*WHAT IS ASKED*
Your answer is a single number: the count of lines that contain the string "this".

*DATA PROVIDED*
>> START

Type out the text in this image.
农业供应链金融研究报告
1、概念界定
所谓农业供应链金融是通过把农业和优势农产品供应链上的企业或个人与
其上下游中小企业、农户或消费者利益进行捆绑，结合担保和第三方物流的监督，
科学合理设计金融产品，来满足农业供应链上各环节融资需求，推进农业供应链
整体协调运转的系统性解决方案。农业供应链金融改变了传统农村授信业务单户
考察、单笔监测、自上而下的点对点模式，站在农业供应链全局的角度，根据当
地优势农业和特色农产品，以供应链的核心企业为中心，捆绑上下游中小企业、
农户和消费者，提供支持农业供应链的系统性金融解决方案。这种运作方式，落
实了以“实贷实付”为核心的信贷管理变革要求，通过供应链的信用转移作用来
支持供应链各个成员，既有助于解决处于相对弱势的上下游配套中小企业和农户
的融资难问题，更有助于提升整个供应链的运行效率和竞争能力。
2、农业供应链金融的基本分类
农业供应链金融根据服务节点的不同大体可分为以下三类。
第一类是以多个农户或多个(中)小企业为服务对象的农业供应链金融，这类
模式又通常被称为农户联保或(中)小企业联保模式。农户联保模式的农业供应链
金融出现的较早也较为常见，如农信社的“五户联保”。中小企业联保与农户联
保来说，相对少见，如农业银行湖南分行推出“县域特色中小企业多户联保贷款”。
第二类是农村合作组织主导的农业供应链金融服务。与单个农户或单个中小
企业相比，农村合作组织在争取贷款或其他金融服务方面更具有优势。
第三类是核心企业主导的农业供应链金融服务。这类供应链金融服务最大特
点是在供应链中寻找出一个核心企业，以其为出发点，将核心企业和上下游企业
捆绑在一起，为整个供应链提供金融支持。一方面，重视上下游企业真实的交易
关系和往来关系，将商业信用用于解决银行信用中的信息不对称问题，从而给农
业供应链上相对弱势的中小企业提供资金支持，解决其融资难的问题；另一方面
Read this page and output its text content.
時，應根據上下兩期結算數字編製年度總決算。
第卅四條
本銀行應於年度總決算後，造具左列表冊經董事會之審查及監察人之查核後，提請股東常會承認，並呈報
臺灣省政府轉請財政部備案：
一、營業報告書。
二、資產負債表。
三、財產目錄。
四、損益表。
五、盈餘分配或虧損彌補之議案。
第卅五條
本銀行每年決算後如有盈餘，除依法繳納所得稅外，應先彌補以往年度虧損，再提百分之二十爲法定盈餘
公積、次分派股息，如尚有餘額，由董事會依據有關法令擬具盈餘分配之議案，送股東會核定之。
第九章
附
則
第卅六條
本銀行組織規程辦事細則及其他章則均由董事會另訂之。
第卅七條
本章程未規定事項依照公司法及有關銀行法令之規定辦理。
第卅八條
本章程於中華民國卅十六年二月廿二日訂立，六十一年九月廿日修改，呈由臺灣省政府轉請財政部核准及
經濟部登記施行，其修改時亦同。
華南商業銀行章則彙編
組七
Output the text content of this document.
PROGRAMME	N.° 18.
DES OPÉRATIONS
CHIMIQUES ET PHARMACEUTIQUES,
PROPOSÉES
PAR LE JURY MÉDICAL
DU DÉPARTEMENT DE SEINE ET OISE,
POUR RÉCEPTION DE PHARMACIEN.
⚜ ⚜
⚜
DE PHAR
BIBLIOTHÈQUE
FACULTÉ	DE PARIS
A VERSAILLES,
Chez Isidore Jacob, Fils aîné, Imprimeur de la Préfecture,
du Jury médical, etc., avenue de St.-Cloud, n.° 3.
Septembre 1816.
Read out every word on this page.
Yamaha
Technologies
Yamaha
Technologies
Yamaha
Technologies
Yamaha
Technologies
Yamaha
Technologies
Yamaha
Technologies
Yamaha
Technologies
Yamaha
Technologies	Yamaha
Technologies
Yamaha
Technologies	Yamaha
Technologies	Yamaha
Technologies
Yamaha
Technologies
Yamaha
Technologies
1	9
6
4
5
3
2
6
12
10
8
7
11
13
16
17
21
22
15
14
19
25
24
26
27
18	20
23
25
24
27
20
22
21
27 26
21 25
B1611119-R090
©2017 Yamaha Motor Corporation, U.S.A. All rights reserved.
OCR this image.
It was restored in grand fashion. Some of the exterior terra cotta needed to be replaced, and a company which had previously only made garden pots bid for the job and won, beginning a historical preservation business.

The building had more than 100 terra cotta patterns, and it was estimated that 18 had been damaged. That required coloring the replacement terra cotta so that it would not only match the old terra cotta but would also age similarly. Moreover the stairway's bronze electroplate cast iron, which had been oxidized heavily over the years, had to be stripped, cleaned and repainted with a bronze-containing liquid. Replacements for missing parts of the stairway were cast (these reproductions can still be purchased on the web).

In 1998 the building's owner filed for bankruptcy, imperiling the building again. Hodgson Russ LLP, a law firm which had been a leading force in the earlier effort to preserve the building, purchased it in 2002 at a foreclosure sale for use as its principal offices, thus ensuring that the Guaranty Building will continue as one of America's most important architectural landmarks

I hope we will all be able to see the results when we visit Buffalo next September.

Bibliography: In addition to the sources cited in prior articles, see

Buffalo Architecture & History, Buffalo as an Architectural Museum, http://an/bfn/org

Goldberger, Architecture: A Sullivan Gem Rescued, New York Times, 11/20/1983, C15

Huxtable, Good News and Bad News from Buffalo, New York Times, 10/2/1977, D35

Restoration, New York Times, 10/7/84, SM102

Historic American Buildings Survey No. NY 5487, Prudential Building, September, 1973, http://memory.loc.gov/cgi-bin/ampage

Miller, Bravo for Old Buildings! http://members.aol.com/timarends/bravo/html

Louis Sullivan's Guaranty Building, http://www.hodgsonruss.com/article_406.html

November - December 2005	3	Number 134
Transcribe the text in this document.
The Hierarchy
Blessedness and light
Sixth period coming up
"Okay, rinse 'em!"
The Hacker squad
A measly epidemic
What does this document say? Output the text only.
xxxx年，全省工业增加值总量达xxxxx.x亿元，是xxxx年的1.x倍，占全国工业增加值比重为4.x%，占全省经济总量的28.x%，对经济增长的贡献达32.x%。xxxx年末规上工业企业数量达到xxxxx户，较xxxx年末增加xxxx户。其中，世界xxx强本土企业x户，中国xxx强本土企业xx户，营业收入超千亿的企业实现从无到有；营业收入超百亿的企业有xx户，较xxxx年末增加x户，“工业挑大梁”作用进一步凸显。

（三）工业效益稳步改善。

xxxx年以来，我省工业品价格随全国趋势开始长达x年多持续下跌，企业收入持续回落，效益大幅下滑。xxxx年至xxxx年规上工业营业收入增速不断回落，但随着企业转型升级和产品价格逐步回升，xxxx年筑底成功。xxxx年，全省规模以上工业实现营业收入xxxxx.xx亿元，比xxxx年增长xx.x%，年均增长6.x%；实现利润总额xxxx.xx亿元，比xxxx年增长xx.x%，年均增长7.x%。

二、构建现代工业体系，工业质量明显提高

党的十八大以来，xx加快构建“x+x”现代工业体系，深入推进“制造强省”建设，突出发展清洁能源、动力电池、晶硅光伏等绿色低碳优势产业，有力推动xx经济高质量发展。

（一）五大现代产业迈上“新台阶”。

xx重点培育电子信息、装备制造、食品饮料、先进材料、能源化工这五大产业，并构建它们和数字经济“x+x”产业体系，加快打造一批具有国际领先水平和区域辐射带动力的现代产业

>> END

*EXPECTED ANSWER*
7